■ Ziel 1
Gib die Zeilen der Datensätze vom Anfang bis einschließlich der Zeile mit „eagle-hydrangea-point bbox=[120, 219, 131, 230]“ als Markdown-Tabelle mit den Spalten „Nummer“ und „Datensatzzeile“ wieder. Leerzeilen lässt du dabei weg.

■ Text des Dokuments
Die äußerst schwache Strahlung habe zwar keinerlei gesundheitliche Gefahr dargestellt, betont der US-Sender.
Und beim Transport seien alle rechtlichen Bestimmungen eingehalten worden. Auch sei die Aktion nicht als "Nachhilfe"
für Terroristen zu mißverstehen, da sich die Planung lediglich an öffentlich zugängliche Fakten gehalten habe. Die
Route und die Art des Transports orientierte sich an Dokumenten, die bei einem mutmaßlichen Komplizen Osama
Bin Ladens gefunden worden waren, gegen den wegen geplanten Schmuggels von Nuklear-Material ermittelt wird.
In Istambul wird das Material in einem Container zwischen Ton-Vasen verpackt und verschifft. Der Adressat in New York
hat noch nie zuvor eine Sendung aus Übersee erhalten. Von 1.139 Paketen, die sich auf dem Schiff befinden, werden
nur wenige einer genaueren Inspektion unterzogen - darunter auch zufällig der Container mit dem Uran. Die Zollbehörden
messen die Strahlung und stellen fest, daß von dem Inhalt keine Bedrohung ausgehe.
Dem wird von ABC folgendes Szenario entgegengehalten: Terroristen könnten radioaktives Material zum Bau einer
"schmutzigen Bombe" derart abschirmen, daß die von außen meßbare Strahlung nur mehr jener des abgereicherten
Urans entspreche. Zudem hätte der US-Zoll angesichts der eigenartigen Umstände des Transports das Paket öffnen müssen.

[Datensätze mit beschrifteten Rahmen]
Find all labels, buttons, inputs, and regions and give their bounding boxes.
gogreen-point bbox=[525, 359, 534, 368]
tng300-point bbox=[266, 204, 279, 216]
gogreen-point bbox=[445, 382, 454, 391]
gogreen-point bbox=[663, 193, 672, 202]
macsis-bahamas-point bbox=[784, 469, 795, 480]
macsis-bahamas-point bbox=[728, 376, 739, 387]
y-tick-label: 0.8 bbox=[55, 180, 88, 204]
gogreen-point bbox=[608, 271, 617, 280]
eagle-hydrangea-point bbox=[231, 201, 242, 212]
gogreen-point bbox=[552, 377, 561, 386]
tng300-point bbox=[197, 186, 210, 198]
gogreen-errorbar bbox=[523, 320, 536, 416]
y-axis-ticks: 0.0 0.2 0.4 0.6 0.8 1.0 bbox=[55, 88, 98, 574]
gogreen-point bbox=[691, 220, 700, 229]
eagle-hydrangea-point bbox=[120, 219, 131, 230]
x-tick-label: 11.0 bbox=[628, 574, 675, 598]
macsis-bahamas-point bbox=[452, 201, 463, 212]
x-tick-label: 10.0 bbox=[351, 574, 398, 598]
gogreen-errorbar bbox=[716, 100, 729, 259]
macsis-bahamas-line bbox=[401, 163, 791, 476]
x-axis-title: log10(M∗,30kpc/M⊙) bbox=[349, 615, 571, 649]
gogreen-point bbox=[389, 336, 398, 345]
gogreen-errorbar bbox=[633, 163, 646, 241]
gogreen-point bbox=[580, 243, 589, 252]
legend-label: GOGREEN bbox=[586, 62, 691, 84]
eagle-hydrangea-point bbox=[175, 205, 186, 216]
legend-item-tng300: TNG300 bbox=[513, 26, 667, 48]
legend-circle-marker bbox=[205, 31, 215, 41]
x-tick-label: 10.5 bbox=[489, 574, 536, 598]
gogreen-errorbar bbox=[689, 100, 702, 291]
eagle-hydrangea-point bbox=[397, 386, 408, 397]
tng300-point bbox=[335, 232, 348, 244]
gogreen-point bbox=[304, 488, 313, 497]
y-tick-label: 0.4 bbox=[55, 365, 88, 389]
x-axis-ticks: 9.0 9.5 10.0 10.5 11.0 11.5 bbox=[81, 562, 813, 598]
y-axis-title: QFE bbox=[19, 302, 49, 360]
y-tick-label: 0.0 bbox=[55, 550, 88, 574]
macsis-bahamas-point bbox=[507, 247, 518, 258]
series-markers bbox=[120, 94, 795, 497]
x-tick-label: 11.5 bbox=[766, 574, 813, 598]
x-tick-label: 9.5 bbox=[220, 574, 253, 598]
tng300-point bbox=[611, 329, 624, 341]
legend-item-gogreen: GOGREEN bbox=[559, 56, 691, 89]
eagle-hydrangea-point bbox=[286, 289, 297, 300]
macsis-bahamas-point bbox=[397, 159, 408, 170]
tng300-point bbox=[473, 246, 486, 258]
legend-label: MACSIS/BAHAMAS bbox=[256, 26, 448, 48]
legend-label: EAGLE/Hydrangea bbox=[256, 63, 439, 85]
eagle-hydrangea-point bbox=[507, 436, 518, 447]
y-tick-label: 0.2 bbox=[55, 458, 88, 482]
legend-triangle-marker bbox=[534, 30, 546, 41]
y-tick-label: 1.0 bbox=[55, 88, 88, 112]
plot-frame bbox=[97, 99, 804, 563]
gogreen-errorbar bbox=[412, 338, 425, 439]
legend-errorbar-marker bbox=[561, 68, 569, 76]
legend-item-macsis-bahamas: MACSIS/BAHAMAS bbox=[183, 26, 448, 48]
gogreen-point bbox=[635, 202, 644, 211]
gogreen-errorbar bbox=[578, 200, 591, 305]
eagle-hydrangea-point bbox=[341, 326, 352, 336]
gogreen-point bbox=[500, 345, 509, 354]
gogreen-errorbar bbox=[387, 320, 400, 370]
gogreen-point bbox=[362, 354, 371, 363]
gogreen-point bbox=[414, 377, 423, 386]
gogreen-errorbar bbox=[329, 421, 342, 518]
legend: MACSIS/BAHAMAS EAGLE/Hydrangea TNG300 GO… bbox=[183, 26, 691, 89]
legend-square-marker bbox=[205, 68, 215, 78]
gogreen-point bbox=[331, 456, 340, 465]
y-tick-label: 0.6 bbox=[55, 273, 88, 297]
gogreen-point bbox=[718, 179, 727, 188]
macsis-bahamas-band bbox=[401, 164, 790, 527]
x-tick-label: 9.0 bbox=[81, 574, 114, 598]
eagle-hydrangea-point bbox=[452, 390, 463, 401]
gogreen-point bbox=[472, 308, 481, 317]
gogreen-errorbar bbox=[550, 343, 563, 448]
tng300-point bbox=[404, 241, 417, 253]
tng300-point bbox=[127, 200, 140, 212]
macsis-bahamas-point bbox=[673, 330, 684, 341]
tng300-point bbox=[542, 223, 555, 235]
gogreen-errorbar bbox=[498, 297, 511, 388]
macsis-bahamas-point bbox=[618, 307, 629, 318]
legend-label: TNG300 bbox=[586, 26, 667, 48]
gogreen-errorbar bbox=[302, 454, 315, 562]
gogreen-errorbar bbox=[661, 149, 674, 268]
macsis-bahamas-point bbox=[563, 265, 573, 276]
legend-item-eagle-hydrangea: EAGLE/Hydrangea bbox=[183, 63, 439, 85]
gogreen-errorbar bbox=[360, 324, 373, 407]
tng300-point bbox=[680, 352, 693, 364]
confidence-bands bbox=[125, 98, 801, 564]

■ Ziel 2
Führe den Text über den Urantransport nach New York nach seinem letzten Satz weiter.

■ Antwort zur Übung 1
| Nummer | Datensatzzeile |
|---|---|
| 1 | Find all labels, buttons, inputs, and regions and give their bounding boxes. |
| 2 | gogreen-point bbox=[525, 359, 534, 368] |
| 3 | tng300-point bbox=[266, 204, 279, 216] |
| 4 | gogreen-point bbox=[445, 382, 454, 391] |
| 5 | gogreen-point bbox=[663, 193, 672, 202] |
| 6 | macsis-bahamas-point bbox=[784, 469, 795, 480] |
| 7 | macsis-bahamas-point bbox=[728, 376, 739, 387] |
| 8 | y-tick-label: 0.8 bbox=[55, 180, 88, 204] |
| 9 | gogreen-point bbox=[608, 271, 617, 280] |
| 10 | eagle-hydrangea-point bbox=[231, 201, 242, 212] |
| 11 | gogreen-point bbox=[552, 377, 561, 386] |
| 12 | tng300-point bbox=[197, 186, 210, 198] |
| 13 | gogreen-errorbar bbox=[523, 320, 536, 416] |
| 14 | y-axis-ticks: 0.0 0.2 0.4 0.6 0.8 1.0 bbox=[55, 88, 98, 574] |
| 15 | gogreen-point bbox=[691, 220, 700, 229] |
| 16 | eagle-hydrangea-point bbox=[120, 219, 131, 230] |

■ Antwort zur Übung 2
Mehr Sicherheit in Deutschland? Greenpeace versucht zur Zeit mit dem Sicherheitsargument die
Abschaltung zweier deutscher AKWs einzuklagen. Dabei sind sämtliche 19 deutschen AKWs und ebenso die
UAA Gronau nicht gegen den gezielten Absturz von Großraum- flugzeugen gesichert.2
Die aktuelle Klage richtet sich gegen die Bundesländer Hessen und Schleswig-Holstein, um die Stilllegung der
laut Greenpeace besonders dünnwandigen AKWs Biblis und Brunsbüttel zu erzwingen. Selbstverständlich waren
auch in Deutschland nur Einschränkungen der Freiheitsrechte, aber keine realen Konsequenzen zur Verbesserung der
Sicherheit zustande gekommen. Und obwohl es in den Massenmedien hieß, es handele sich um eine in der Folge des
11. September 2001 völlig neue Erkenntnis, daß auch AKWs durch gezielte Flügzeugabstürze gefährdet seien, ist diese
Problematik von Seiten der Anti-Atom-Bewegung schon vor Jahren publiziert worden.
Stefan Schurig von Greenpeace weist völlig zu recht darauf hin, daß von "Rot-Grün" die "Profitinteressen der
Stromkonzerne über den Schutz der Bevölkerung gestellt" werden und daß "im Falle eines Anschlages (...) eine
Kernschmelze und damit ein nuklearer GAU" zu erwarten sei. Trittin verwies in einer ersten Reaktion auf "laufende
Überprüfungen" der AKWs wegen möglicher Terrorgefahren. Im Jahre 2006 wird er alsdann - so wir denn so lange
noch Glück haben - verkünden, daß er wiedergewählt werden müsse, weil nunmehr bei den "laufenden Überprüfungen"
Sicherheitsdefizite bei deutschen AKWs entdeckt worden seien, die er umgehend zu beseitigen verspricht - nach
erfolgter Wiederwahl.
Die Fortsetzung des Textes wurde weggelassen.